Start of RECORD LIST
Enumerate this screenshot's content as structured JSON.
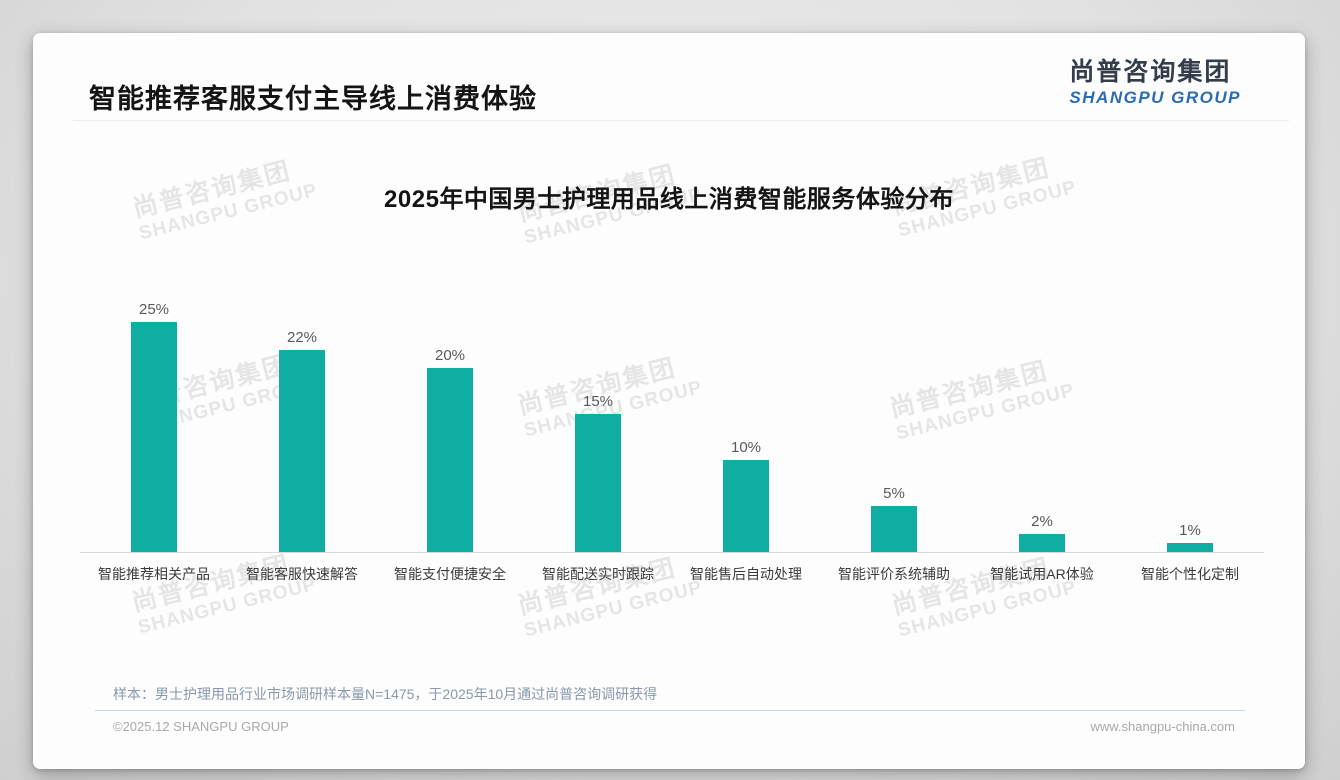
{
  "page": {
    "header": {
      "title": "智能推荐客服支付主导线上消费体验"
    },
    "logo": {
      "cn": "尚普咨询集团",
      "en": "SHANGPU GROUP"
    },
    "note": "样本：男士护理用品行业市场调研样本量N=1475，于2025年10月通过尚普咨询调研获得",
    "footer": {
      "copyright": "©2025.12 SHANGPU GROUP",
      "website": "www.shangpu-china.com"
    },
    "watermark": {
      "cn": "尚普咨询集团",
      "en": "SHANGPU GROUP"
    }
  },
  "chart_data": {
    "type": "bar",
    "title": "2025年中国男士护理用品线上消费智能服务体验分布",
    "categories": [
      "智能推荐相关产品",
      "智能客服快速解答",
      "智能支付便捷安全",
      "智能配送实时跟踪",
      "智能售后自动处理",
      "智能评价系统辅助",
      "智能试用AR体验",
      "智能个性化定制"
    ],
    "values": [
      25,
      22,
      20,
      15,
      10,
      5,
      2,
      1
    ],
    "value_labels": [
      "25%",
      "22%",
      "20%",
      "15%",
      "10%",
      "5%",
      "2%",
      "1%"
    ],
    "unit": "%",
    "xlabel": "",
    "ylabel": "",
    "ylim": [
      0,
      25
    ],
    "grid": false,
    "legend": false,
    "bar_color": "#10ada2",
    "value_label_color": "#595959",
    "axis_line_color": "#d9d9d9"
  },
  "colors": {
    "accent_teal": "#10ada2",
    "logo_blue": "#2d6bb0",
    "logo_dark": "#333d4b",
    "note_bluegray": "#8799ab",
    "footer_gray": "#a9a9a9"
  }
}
End of RECORD LIST
Start of RECORD LIST
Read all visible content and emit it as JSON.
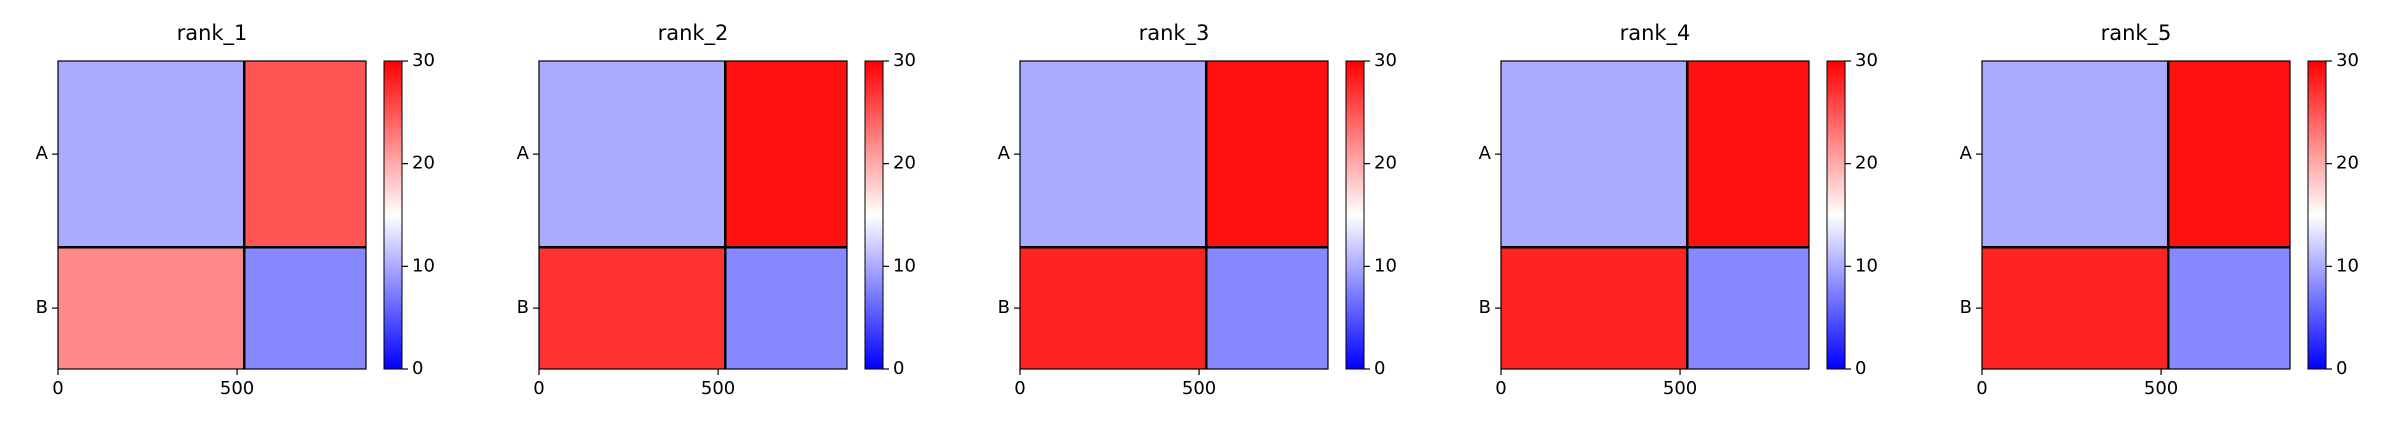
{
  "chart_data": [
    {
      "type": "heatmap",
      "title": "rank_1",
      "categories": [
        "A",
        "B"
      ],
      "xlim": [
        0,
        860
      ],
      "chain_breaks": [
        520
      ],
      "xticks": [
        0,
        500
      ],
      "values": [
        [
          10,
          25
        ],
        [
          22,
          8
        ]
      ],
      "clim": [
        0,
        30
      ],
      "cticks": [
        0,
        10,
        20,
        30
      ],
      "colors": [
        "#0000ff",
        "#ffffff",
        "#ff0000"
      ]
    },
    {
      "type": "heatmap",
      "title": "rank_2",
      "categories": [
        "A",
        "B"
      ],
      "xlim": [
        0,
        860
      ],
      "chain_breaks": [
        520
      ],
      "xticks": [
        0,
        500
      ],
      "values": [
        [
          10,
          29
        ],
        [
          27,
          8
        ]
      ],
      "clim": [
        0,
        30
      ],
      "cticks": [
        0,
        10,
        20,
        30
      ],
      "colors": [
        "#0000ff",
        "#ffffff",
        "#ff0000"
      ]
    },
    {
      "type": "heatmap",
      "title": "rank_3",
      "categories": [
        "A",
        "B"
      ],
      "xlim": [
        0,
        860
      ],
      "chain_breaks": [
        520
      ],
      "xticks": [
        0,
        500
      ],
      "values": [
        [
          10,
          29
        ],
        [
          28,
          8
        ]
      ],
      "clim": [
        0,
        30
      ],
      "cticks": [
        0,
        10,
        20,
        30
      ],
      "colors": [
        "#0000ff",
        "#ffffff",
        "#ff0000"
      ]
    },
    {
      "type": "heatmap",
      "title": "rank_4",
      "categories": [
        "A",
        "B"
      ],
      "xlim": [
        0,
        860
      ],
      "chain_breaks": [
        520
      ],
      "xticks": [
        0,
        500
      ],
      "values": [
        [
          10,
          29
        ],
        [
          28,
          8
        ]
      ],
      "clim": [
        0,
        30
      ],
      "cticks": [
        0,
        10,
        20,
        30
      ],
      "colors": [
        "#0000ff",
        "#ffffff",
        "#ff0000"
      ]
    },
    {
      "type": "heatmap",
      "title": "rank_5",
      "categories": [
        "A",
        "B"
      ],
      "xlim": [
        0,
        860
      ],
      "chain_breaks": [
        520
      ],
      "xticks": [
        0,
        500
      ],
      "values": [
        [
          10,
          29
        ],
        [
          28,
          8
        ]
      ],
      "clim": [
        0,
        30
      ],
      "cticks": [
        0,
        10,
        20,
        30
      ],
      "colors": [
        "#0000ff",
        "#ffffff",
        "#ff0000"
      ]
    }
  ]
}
End of RECORD LIST
Start of RECORD LIST
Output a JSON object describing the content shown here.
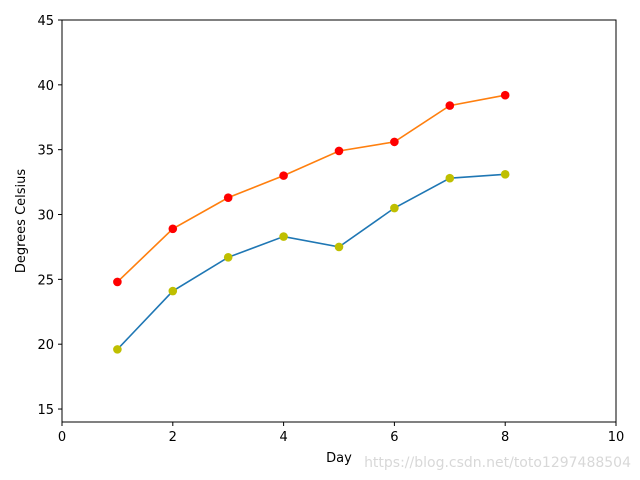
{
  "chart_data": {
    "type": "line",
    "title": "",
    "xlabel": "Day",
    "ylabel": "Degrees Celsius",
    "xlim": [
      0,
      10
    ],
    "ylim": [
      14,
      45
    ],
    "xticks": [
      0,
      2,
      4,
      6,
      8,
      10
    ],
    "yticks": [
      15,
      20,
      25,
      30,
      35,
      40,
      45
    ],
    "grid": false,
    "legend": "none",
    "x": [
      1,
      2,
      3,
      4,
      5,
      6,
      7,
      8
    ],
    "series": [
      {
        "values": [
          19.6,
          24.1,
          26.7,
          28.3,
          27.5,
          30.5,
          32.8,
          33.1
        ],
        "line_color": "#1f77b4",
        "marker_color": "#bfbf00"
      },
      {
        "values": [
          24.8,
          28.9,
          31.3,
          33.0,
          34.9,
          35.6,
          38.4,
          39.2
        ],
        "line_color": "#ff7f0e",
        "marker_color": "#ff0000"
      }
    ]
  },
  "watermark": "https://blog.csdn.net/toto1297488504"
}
End of RECORD LIST
> **INSTRUCTIONS FOR THE TASK**
Gather each line in the entries above where the string "JSON" is found.

> **TASK RESPONSE**
Enumerate this screenshot's content as structured JSON.
Read all visible content and emit it as JSON.
Output a JSON object describing the content shown here.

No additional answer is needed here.